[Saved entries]
>> begin
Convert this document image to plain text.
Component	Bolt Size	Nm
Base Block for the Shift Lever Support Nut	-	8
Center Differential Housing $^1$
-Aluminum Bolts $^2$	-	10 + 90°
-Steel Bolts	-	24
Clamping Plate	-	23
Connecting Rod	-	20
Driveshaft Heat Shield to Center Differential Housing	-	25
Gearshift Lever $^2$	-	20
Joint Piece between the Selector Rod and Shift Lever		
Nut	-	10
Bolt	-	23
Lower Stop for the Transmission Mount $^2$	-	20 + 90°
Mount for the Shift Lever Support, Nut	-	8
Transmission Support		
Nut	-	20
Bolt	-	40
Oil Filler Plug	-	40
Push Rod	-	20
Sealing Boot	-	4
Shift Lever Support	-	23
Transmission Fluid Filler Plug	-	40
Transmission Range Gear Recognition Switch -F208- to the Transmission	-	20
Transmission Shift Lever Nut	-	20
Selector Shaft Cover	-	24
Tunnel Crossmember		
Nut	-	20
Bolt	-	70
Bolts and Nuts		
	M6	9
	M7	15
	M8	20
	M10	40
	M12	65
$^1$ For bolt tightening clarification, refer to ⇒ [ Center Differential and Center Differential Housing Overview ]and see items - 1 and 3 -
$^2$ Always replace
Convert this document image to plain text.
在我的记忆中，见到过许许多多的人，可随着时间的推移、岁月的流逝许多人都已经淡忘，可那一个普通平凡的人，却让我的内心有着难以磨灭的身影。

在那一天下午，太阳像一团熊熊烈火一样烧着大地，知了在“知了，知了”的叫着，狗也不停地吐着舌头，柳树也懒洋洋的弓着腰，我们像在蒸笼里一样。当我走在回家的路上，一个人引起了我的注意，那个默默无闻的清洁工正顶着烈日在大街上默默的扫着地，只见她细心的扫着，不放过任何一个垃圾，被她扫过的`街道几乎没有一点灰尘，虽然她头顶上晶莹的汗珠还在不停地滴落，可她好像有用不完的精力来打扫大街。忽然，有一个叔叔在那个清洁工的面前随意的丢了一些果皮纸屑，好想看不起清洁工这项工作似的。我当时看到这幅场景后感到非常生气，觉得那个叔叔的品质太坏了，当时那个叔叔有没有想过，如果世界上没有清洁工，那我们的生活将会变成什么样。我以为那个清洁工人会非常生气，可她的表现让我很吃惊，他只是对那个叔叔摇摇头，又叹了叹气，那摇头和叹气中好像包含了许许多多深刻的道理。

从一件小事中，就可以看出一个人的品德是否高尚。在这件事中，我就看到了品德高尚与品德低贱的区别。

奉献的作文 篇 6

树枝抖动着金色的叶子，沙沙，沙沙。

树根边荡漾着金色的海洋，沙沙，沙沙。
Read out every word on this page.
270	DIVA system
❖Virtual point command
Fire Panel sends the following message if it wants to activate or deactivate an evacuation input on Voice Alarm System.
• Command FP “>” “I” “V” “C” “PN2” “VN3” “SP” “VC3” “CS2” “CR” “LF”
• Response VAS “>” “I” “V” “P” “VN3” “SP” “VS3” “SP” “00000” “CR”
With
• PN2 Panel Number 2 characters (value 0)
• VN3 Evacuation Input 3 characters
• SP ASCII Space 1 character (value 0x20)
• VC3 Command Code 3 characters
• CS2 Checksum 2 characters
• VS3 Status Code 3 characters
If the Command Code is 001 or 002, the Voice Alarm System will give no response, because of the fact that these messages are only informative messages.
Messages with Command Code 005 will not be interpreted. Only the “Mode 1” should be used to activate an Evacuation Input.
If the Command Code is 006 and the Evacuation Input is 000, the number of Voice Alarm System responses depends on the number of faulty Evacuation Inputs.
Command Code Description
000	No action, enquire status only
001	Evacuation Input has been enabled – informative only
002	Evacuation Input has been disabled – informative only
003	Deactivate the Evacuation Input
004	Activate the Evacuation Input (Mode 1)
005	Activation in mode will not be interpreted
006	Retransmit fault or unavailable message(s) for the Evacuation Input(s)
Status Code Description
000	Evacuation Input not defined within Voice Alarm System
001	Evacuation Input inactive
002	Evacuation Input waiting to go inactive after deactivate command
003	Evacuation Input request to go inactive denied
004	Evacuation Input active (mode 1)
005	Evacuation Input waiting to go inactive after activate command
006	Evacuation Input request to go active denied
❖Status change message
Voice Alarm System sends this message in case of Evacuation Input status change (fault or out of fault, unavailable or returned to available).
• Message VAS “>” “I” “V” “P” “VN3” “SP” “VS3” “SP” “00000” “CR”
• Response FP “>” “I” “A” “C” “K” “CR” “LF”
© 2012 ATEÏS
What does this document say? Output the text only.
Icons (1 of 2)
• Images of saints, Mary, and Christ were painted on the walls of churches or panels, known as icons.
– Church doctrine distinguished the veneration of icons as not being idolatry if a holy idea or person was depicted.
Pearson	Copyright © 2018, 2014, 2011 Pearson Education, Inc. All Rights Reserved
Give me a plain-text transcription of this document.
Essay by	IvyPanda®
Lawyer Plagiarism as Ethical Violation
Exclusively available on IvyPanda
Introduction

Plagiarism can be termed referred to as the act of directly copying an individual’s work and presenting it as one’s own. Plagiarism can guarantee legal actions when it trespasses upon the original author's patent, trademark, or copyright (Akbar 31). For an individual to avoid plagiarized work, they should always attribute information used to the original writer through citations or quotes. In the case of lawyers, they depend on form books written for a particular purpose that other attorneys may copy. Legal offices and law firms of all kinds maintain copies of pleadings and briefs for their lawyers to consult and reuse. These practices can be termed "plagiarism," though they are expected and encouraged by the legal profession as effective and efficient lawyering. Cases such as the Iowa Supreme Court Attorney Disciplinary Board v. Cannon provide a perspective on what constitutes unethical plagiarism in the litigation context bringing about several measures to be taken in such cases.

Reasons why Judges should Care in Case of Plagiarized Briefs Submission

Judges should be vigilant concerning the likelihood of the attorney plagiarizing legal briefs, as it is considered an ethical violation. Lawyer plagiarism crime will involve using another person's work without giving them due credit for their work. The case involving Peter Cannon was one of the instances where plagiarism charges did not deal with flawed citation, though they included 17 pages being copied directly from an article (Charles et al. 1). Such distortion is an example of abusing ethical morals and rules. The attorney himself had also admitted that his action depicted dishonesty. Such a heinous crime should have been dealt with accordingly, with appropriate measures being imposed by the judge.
>> end
> TASK TO COMPLETE
Within the records above, how many lines include the word "after"? State the number by itself.

> FINISHED EXERCISE
2